-------- Provided entries

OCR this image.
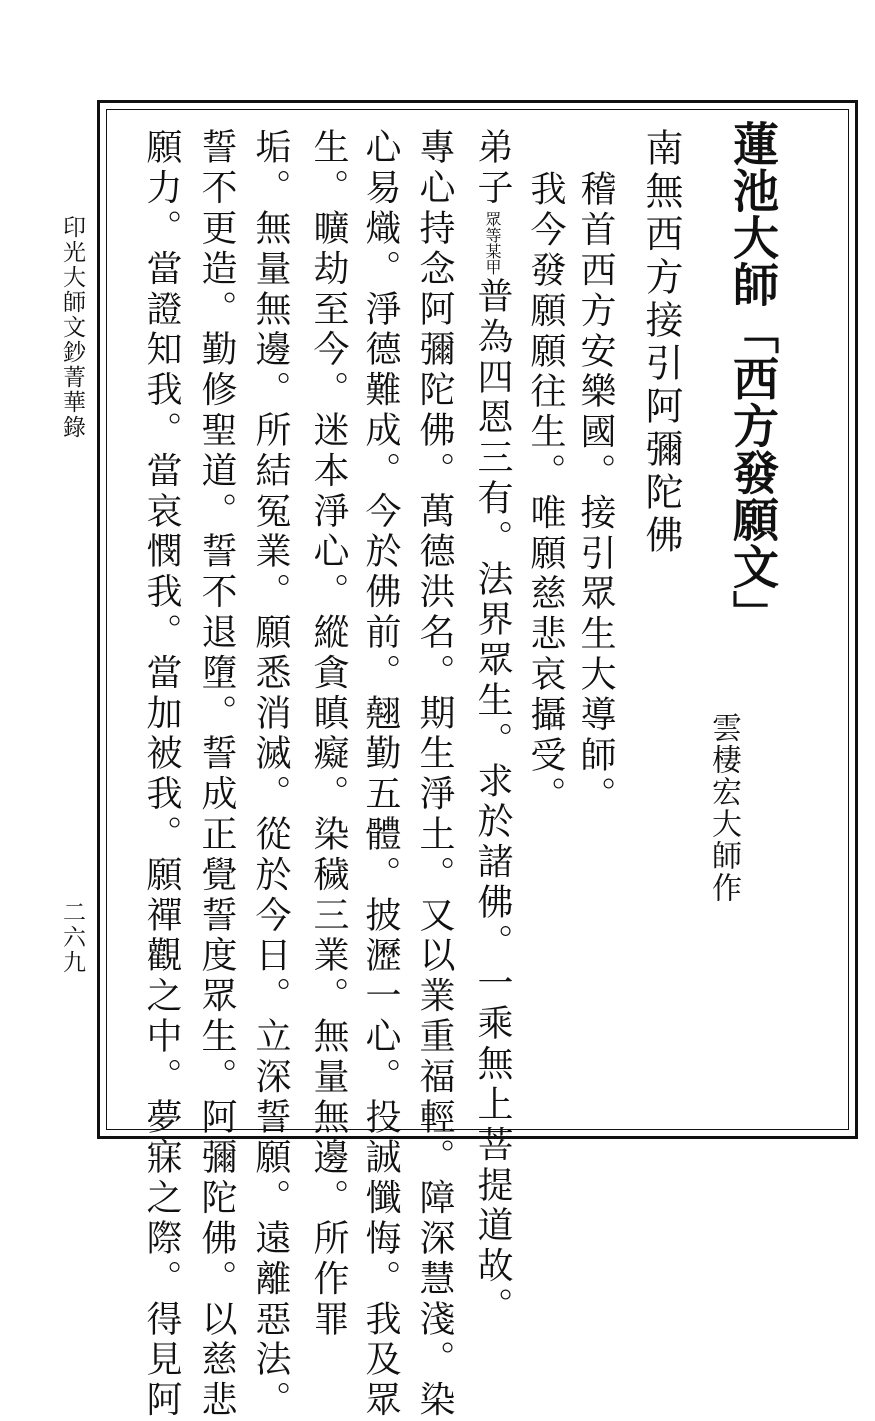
印光大師文鈔菁華錄
二六九
蓮池大師「西方發願文」
南無西方接引阿彌陀佛
雲棲宏大師作
稽首西方安樂國。接引眾生大導師。
我今發願願往生。唯願慈悲哀攝受。
弟子
眾等
某甲
普為四恩三有。法界眾生。求於諸佛。一乘無上菩提道故。
專心持念阿彌陀佛。萬德洪名。期生淨土。又以業重福輕。障深慧淺。染
心易熾。淨德難成。今於佛前。翹勤五體。披瀝一心。投誠懺悔。我及眾
生。曠劫至今。迷本淨心。縱貪瞋癡。染穢三業。無量無邊。所作罪
垢。無量無邊。所結冤業。願悉消滅。從於今日。立深誓願。遠離惡法。
誓不更造。勤修聖道。誓不退墮。誓成正覺誓度眾生。阿彌陀佛。以慈悲
願力。當證知我。當哀憫我。當加被我。願禪觀之中。夢寐之際。得見阿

----------------

Instructions to follow ▸
Retype every record above exactly as written, but leave out the pictures.

Task result ▸
OCR this image.
印光大師文鈔菁華錄
二六九
蓮池大師「西方發願文」
南無西方接引阿彌陀佛
雲棲宏大師作
稽首西方安樂國。接引眾生大導師。
我今發願願往生。唯願慈悲哀攝受。
弟子
眾等
某甲
普為四恩三有。法界眾生。求於諸佛。一乘無上菩提道故。
專心持念阿彌陀佛。萬德洪名。期生淨土。又以業重福輕。障深慧淺。染
心易熾。淨德難成。今於佛前。翹勤五體。披瀝一心。投誠懺悔。我及眾
生。曠劫至今。迷本淨心。縱貪瞋癡。染穢三業。無量無邊。所作罪
垢。無量無邊。所結冤業。願悉消滅。從於今日。立深誓願。遠離惡法。
誓不更造。勤修聖道。誓不退墮。誓成正覺誓度眾生。阿彌陀佛。以慈悲
願力。當證知我。當哀憫我。當加被我。願禪觀之中。夢寐之際。得見阿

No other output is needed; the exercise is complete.